Constitué de 16 filiales structurées autour de 5 pôles, le Groupe Zniber s’est lancé dans l’agriculture à l’aube de l’indépendance, notamment via la société Les domaines Brahim Zniber (renommés en 2018 Domaines Zniber) qui ont rassemblé au fil de 60 ans d’acquisitions et de développement les activités de l’amont agricole du groupe. Ces domaines regroupent aujourd’hui 2.600 hectares dédiés à l’arboriculture et aux fruits rouges sur les 8.300 ha exploités par le groupe. Après l’agriculture, le fondateur s’est attaqué à la viticulture et vinification à travers Les Celliers de Meknès fondés en 1976, mais dont l’activité a débuté en 1964 (notamment à travers Somavin). Se spécialisant dans la production et distribution de vins et boissons alcoolisées, le fondateur a adopté la même démarche progressive dans cette activité à travers le rachat de caves et de domaines viticoles ou même la plantation de nouveaux terrains, notamment récupérés à la fin de la colonisation. Cette stratégie de grignotage a permis au groupe d’occuper la position de leader du marché avec près de 60% du chiffre d’affaires au niveau national en vente de vins et spiritueux. Cette activité est en développement permanent avec plusieurs investissements aussi bien dans l’outil de production que dans les ressources humaines. En tout, ce sont 4 domaines qui constituent le cœur de l’entreprise en plus du Domaine Viticole du Sais récemment acquis et les Domaines Oulad Thaleb (Thalvin) de Benslimane qui sont tombés dans l’escarcelle du groupe en 2001, après le rachat d’Ebertec de chez Guy Bacconet, pionnier du vignoble marocain, et son associé Abdelouahab Laraqui. Les Celliers ont aussi développé leur présence dans l’Oriental couvrant, ainsi, la majorité des grandes régions viticoles du pays.

════════════════

• **CONSIGNE**
D'après l'extrait, en quelle année la société Les domaines Brahim Zniber a-t-elle changé de nom, et quel nom a-t-elle pris ?

════════════════

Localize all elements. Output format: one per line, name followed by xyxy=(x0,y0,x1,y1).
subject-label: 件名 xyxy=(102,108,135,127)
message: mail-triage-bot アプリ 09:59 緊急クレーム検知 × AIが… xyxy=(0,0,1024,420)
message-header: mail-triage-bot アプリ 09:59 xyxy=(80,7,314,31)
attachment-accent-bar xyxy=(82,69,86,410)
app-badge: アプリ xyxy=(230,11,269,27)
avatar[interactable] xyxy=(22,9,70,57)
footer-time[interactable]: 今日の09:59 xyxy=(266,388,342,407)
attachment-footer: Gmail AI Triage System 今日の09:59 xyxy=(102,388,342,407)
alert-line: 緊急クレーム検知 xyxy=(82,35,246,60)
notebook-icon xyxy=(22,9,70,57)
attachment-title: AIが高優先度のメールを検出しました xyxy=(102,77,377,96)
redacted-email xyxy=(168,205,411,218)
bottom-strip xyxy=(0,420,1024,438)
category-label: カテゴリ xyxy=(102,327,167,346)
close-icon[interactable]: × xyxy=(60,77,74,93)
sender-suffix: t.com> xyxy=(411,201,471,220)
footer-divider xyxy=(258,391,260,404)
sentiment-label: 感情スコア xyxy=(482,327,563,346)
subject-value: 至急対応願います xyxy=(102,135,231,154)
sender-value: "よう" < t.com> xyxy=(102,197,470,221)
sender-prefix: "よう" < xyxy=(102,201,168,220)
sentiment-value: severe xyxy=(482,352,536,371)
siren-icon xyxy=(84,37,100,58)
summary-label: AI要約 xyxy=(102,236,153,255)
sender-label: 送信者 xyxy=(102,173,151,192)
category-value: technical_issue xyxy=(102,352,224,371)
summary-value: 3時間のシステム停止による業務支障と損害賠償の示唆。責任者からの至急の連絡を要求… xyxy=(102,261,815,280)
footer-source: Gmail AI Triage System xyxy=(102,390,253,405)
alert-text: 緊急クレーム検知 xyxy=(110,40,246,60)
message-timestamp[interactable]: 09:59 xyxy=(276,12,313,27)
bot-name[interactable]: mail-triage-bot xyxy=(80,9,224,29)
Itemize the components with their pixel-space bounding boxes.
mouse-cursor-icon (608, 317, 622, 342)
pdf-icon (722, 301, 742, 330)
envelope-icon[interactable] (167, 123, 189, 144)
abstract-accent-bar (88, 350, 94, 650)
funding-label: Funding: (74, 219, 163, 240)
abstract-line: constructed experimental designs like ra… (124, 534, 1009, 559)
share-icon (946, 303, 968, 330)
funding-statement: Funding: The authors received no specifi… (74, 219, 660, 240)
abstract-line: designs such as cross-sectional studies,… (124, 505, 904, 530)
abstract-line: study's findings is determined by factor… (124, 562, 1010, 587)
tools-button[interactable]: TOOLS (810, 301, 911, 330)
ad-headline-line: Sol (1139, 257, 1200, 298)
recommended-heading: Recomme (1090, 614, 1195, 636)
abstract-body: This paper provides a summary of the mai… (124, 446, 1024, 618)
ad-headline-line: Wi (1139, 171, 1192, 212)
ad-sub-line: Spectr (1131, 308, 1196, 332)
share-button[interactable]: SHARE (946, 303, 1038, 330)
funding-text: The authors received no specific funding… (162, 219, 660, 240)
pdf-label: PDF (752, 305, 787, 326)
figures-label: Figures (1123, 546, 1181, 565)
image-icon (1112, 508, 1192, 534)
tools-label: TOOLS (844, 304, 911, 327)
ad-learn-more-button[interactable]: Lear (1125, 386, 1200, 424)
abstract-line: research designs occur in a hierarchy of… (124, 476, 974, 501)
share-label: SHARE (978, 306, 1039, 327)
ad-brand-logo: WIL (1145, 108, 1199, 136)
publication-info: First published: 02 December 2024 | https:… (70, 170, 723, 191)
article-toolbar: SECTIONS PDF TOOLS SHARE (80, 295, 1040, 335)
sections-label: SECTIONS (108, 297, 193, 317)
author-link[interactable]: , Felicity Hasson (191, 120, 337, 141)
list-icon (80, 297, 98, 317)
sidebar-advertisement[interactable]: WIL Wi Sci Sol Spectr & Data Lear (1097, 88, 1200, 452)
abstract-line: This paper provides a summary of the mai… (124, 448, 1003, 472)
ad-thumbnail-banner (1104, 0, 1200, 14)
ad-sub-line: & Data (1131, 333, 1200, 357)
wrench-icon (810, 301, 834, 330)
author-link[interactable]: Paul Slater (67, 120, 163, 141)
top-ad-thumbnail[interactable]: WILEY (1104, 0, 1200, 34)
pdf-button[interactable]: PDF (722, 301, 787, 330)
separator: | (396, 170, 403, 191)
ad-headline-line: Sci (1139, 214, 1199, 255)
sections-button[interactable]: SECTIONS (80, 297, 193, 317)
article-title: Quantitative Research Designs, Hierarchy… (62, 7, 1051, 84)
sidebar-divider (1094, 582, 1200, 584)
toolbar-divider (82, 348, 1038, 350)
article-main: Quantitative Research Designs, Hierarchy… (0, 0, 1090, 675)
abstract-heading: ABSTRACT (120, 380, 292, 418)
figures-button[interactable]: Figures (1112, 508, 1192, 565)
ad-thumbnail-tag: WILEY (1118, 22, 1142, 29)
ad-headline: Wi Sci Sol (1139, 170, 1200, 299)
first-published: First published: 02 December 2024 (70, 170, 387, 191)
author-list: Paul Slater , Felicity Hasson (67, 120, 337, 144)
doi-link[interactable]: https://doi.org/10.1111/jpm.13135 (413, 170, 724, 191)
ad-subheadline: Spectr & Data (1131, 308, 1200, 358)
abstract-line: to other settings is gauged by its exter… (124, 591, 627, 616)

════════════════

• **RÉPONSE**
En 2018, elle a pris le nom de Domaines Zniber.